▶ [Exercise directions] Take all the material and copy it exactly.

::: Material supplied

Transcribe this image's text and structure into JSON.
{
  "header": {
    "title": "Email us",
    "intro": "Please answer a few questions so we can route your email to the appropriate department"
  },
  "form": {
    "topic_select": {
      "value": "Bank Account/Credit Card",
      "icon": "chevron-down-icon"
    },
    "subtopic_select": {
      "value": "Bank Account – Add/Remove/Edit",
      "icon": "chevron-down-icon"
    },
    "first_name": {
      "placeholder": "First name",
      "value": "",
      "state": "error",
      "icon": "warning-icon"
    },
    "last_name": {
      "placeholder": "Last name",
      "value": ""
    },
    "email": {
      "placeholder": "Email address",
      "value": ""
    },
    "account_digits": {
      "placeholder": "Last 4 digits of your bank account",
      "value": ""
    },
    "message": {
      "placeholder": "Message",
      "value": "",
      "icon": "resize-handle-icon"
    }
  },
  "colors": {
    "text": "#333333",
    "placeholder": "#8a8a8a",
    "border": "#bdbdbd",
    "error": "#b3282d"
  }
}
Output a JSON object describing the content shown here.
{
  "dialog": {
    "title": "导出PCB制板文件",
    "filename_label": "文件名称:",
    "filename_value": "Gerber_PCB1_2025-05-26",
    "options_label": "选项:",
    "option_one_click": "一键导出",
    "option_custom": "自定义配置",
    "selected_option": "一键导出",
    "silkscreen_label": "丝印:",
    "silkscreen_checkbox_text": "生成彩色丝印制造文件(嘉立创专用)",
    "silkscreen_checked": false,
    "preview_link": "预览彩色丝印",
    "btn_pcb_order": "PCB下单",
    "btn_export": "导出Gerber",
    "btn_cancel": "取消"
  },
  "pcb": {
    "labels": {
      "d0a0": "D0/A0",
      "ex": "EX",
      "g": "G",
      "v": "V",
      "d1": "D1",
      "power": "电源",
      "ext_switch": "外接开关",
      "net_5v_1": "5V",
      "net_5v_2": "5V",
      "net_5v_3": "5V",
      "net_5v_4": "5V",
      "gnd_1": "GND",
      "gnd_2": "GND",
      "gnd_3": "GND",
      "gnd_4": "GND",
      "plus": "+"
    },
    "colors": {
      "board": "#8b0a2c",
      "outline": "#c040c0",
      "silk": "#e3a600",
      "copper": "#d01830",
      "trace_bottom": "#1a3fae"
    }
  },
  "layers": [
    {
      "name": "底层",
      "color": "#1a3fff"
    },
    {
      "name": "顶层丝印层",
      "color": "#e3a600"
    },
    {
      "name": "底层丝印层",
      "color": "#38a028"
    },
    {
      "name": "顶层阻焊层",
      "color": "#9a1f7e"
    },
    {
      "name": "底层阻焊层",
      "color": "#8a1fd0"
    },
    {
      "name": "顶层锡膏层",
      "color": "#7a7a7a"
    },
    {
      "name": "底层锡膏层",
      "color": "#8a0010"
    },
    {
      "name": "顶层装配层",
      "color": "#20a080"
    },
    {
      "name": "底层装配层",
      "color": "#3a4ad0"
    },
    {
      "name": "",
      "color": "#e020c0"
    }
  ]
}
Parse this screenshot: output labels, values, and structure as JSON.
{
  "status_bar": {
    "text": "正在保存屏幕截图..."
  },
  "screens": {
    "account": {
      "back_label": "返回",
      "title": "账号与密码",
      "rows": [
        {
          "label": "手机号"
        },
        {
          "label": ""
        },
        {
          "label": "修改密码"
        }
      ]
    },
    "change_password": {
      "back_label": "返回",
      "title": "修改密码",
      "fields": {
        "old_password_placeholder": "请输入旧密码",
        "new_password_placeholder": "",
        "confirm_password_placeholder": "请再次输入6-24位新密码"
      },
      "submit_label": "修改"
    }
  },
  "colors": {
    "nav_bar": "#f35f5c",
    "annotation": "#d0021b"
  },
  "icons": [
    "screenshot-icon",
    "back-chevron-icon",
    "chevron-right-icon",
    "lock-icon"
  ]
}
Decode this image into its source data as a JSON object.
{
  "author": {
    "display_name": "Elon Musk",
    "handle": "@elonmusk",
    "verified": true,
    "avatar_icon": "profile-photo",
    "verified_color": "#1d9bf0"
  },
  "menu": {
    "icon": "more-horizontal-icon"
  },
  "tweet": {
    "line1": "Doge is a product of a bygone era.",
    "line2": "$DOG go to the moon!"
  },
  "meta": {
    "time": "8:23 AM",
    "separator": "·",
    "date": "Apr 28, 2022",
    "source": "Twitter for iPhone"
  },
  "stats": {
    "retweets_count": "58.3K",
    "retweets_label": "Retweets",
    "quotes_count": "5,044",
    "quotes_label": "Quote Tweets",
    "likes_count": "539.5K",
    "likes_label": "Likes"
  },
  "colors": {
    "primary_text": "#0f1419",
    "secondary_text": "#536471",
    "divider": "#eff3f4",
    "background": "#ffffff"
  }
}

::::::

▶ [Solution for this problem]
Transcribe this image's text and structure into JSON.
{
  "header": {
    "title": "Email us",
    "intro": "Please answer a few questions so we can route your email to the appropriate department"
  },
  "form": {
    "topic_select": {
      "value": "Bank Account/Credit Card",
      "icon": "chevron-down-icon"
    },
    "subtopic_select": {
      "value": "Bank Account – Add/Remove/Edit",
      "icon": "chevron-down-icon"
    },
    "first_name": {
      "placeholder": "First name",
      "value": "",
      "state": "error",
      "icon": "warning-icon"
    },
    "last_name": {
      "placeholder": "Last name",
      "value": ""
    },
    "email": {
      "placeholder": "Email address",
      "value": ""
    },
    "account_digits": {
      "placeholder": "Last 4 digits of your bank account",
      "value": ""
    },
    "message": {
      "placeholder": "Message",
      "value": "",
      "icon": "resize-handle-icon"
    }
  },
  "colors": {
    "text": "#333333",
    "placeholder": "#8a8a8a",
    "border": "#bdbdbd",
    "error": "#b3282d"
  }
}
Output a JSON object describing the content shown here.
{
  "dialog": {
    "title": "导出PCB制板文件",
    "filename_label": "文件名称:",
    "filename_value": "Gerber_PCB1_2025-05-26",
    "options_label": "选项:",
    "option_one_click": "一键导出",
    "option_custom": "自定义配置",
    "selected_option": "一键导出",
    "silkscreen_label": "丝印:",
    "silkscreen_checkbox_text": "生成彩色丝印制造文件(嘉立创专用)",
    "silkscreen_checked": false,
    "preview_link": "预览彩色丝印",
    "btn_pcb_order": "PCB下单",
    "btn_export": "导出Gerber",
    "btn_cancel": "取消"
  },
  "pcb": {
    "labels": {
      "d0a0": "D0/A0",
      "ex": "EX",
      "g": "G",
      "v": "V",
      "d1": "D1",
      "power": "电源",
      "ext_switch": "外接开关",
      "net_5v_1": "5V",
      "net_5v_2": "5V",
      "net_5v_3": "5V",
      "net_5v_4": "5V",
      "gnd_1": "GND",
      "gnd_2": "GND",
      "gnd_3": "GND",
      "gnd_4": "GND",
      "plus": "+"
    },
    "colors": {
      "board": "#8b0a2c",
      "outline": "#c040c0",
      "silk": "#e3a600",
      "copper": "#d01830",
      "trace_bottom": "#1a3fae"
    }
  },
  "layers": [
    {
      "name": "底层",
      "color": "#1a3fff"
    },
    {
      "name": "顶层丝印层",
      "color": "#e3a600"
    },
    {
      "name": "底层丝印层",
      "color": "#38a028"
    },
    {
      "name": "顶层阻焊层",
      "color": "#9a1f7e"
    },
    {
      "name": "底层阻焊层",
      "color": "#8a1fd0"
    },
    {
      "name": "顶层锡膏层",
      "color": "#7a7a7a"
    },
    {
      "name": "底层锡膏层",
      "color": "#8a0010"
    },
    {
      "name": "顶层装配层",
      "color": "#20a080"
    },
    {
      "name": "底层装配层",
      "color": "#3a4ad0"
    },
    {
      "name": "",
      "color": "#e020c0"
    }
  ]
}
Parse this screenshot: output labels, values, and structure as JSON.
{
  "status_bar": {
    "text": "正在保存屏幕截图..."
  },
  "screens": {
    "account": {
      "back_label": "返回",
      "title": "账号与密码",
      "rows": [
        {
          "label": "手机号"
        },
        {
          "label": ""
        },
        {
          "label": "修改密码"
        }
      ]
    },
    "change_password": {
      "back_label": "返回",
      "title": "修改密码",
      "fields": {
        "old_password_placeholder": "请输入旧密码",
        "new_password_placeholder": "",
        "confirm_password_placeholder": "请再次输入6-24位新密码"
      },
      "submit_label": "修改"
    }
  },
  "colors": {
    "nav_bar": "#f35f5c",
    "annotation": "#d0021b"
  },
  "icons": [
    "screenshot-icon",
    "back-chevron-icon",
    "chevron-right-icon",
    "lock-icon"
  ]
}
Decode this image into its source data as a JSON object.
{
  "author": {
    "display_name": "Elon Musk",
    "handle": "@elonmusk",
    "verified": true,
    "avatar_icon": "profile-photo",
    "verified_color": "#1d9bf0"
  },
  "menu": {
    "icon": "more-horizontal-icon"
  },
  "tweet": {
    "line1": "Doge is a product of a bygone era.",
    "line2": "$DOG go to the moon!"
  },
  "meta": {
    "time": "8:23 AM",
    "separator": "·",
    "date": "Apr 28, 2022",
    "source": "Twitter for iPhone"
  },
  "stats": {
    "retweets_count": "58.3K",
    "retweets_label": "Retweets",
    "quotes_count": "5,044",
    "quotes_label": "Quote Tweets",
    "likes_count": "539.5K",
    "likes_label": "Likes"
  },
  "colors": {
    "primary_text": "#0f1419",
    "secondary_text": "#536471",
    "divider": "#eff3f4",
    "background": "#ffffff"
  }
}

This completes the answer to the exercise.